▶ **WRITTEN INSTRUCTION**
Extend the following explanation of setting a variable from inside a bash function, picking up right after its final sentence.

▶ **EXCERPT TO READ**

────────────────────────────────────────

As has been said already, your code fails in this specific case because bash makes a variable (as if the command) local (has been issued) when declare is used. That is equivalent to ksh's typeset, as well as zsh's typeset, and its alternative forms declare, integer, local and readonly (but not export).
Also, you are trying to print via an indirect form echo "${!foo}". That will not print the value of $foo but the value of a variable (if it exists) which name is the value of $foo.
Using declare inside the function is possible if this form is used (for bash 4.2+):
declare -g "$1"="[ \033[00;32m$2 OK\033[0m ]"
The most basic way to make the assignment without using declare for older bash version (and in general for most shells) is the always worrisome eval (if the value of $1 or $2 has any chance of having been set by an attacker (or external user)):
eval "$1"='"[ \033[00;32m'"$2"' OK\033[0m ]"'
Of course, that will assign the string [ \033[00;32mbar OK\033[0m ] to $foo, which doesn't seem to be the intended goal.

────────────────────────────────────────

▶ **DATA EXCERPTS**
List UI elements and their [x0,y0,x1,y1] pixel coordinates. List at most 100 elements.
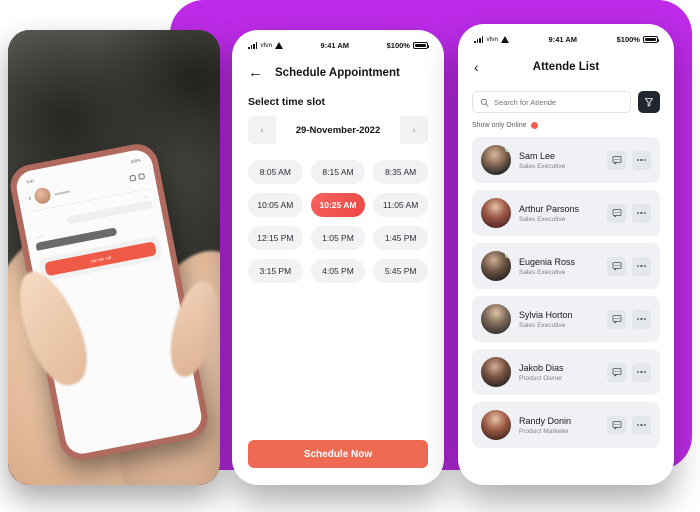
search-input[interactable] [494,97,623,107]
chat-button[interactable] [607,256,626,276]
statusbar-time: 9:41 AM [320,41,350,50]
statusbar-time: 9:41 AM [548,35,578,44]
avatar [481,251,511,281]
back-arrow-icon[interactable]: ← [248,65,263,80]
attendee-text: Randy Donin Product Marketer [519,416,599,435]
attendee-text: Eugenia Ross Sales Executive [519,257,599,276]
attendee-row[interactable]: Arthur Parsons Sales Executive [472,190,660,236]
attendee-text: Jakob Dias Product Owner [519,363,599,382]
screenshot-canvas: 9:41 100% ‹ • • • • • • • • Join the cal… [0,0,700,512]
time-slot[interactable]: 5:45 PM [373,259,428,283]
more-options-button[interactable] [632,309,651,329]
prev-date-button[interactable]: ‹ [248,116,276,144]
time-slot-grid: 8:05 AM 8:15 AM 8:35 AM 10:05 AM 10:25 AM 11:… [232,144,444,283]
time-slot[interactable]: 8:35 AM [373,160,428,184]
filter-button[interactable] [638,91,660,113]
three-dots-icon [636,264,647,268]
more-options-button[interactable] [632,256,651,276]
statusbar-right: $100% [387,41,430,50]
chat-bubble-icon [612,209,621,218]
chat-bubble-icon [612,315,621,324]
more-options-button[interactable] [632,203,651,223]
photo-phone-call-icon [129,174,137,182]
battery-percent-label: $100% [616,35,640,44]
attendee-actions [607,362,651,382]
attendee-row[interactable]: Sylvia Horton Sales Executive [472,296,660,342]
online-status-dot [505,252,511,258]
chat-button[interactable] [607,362,626,382]
time-slot[interactable]: 8:05 AM [248,160,303,184]
attendee-row[interactable]: Eugenia Ross Sales Executive [472,243,660,289]
attendee-list: Sam Lee Sales Executive Arthur Parsons Sale… [458,129,674,448]
chat-button[interactable] [607,150,626,170]
date-selector: ‹ 29-November-2022 › [248,116,428,144]
time-slot[interactable]: 12:15 PM [248,226,303,250]
attendee-role: Product Owner [519,374,563,382]
hand-holding-phone-photo: 9:41 100% ‹ • • • • • • • • Join the cal… [8,30,220,485]
attendee-name: Arthur Parsons [519,203,580,214]
photo-phone-avatar [33,186,53,206]
schedule-cta-wrap: Schedule Now [232,440,444,468]
attendee-row[interactable]: Jakob Dias Product Owner [472,349,660,395]
attendee-role: Sales Executive [519,162,566,170]
next-date-button[interactable]: › [400,116,428,144]
time-slot[interactable]: 3:15 PM [248,259,303,283]
attendee-actions [607,203,651,223]
attendee-row[interactable]: Randy Donin Product Marketer [472,402,660,448]
page-title: Attende List [532,61,600,73]
chat-button[interactable] [607,309,626,329]
time-slot[interactable]: 11:05 AM [373,193,428,217]
attendee-text: Sam Lee Sales Executive [519,151,599,170]
chat-bubble-icon [612,368,621,377]
attendee-list-phone: vfvn 9:41 AM $100% ‹ Attende List Search… [458,24,674,485]
three-dots-icon [636,317,647,321]
avatar-image [481,410,511,440]
time-slot[interactable]: 1:45 PM [373,226,428,250]
statusbar-right: $100% [616,35,660,44]
battery-icon [642,35,660,44]
photo-phone-back-icon: ‹ [28,194,32,202]
more-options-button[interactable] [632,150,651,170]
time-slot-selected[interactable]: 10:25 AM [310,193,366,217]
photo-phone-header-icons [129,172,146,182]
attendee-row[interactable]: Sam Lee Sales Executive [472,137,660,183]
attendee-actions [607,309,651,329]
photo-phone-join-label: Join the call [89,254,112,264]
schedule-appointment-phone: vfvn 9:41 AM $100% ← Schedule Appointmen… [232,30,444,485]
search-row [458,81,674,113]
page-title: Schedule Appointment [275,66,400,79]
signal-bars-icon [474,36,484,43]
attendee-text: Sylvia Horton Sales Executive [519,310,599,329]
avatar [481,145,511,175]
carrier-label: vfvn [486,36,498,43]
attendee-header: ‹ Attende List [458,47,674,81]
online-filter-row[interactable]: Show only Online [458,113,674,129]
avatar-image [481,198,511,228]
time-slot[interactable]: 1:05 PM [310,226,366,250]
back-chevron-icon[interactable]: ‹ [474,59,479,75]
schedule-now-button[interactable]: Schedule Now [248,440,428,468]
attendee-statusbar: vfvn 9:41 AM $100% [458,24,674,47]
online-filter-toggle[interactable] [531,122,539,129]
photo-phone-status-battery: 100% [129,157,141,165]
chat-button[interactable] [607,203,626,223]
attendee-role: Product Marketer [519,427,569,435]
time-slot[interactable]: 8:15 AM [310,160,366,184]
time-slot[interactable]: 4:05 PM [310,259,366,283]
search-box[interactable] [472,91,631,113]
wifi-icon [500,36,509,43]
attendee-name: Randy Donin [519,415,572,426]
more-options-button[interactable] [632,362,651,382]
photo-phone-contact [54,188,71,196]
battery-icon [412,41,430,50]
avatar [481,198,511,228]
attendee-actions [607,150,651,170]
more-options-button[interactable] [632,415,651,435]
chat-bubble-icon [612,421,621,430]
search-icon [480,98,489,107]
online-filter-label: Show only Online [472,122,527,129]
time-slot[interactable]: 10:05 AM [248,193,303,217]
photo-phone-status-time: 9:41 [26,178,35,185]
chat-button[interactable] [607,415,626,435]
photo-phone-join-button: Join the call [44,241,157,277]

────────────────────────────────────────

▶ **EXERCISE RESULT**
This simple change should correctly assign the intended escaped characters to the variable:
eval "$1"=$'"[ \033[00;32m'"$2"$' OK\033[0m ]"'
Which will change to Green for bar OK and then reset the color setting.
To remove the risk of eval, we need to use something else.
For ksh 93+ and bash 4.3+ we may use namerefs (bash form used):
declare -n ref=$1
ref=$'"[ \033[00;32m'"$2"$' OK\033[0m ]"'
Or bash printf's -v option:
printf -v "$1" '"[ \033[00;32m%s OK\033[0m ]"' "$2"
In which case the interpretation of the escape codes (\033) is done by printf.
Once the variable contains the required value, is better to use printf to print it instead of echo, and no indirection is needed:
#!/bin/bash
format_msg() {
printf -v "$1" '"[ \033[00;32m%s OK\033[0m ]"' "$2"
}
format_msg "foo" "bar"
printf 'var foo=%s\n' "${foo}"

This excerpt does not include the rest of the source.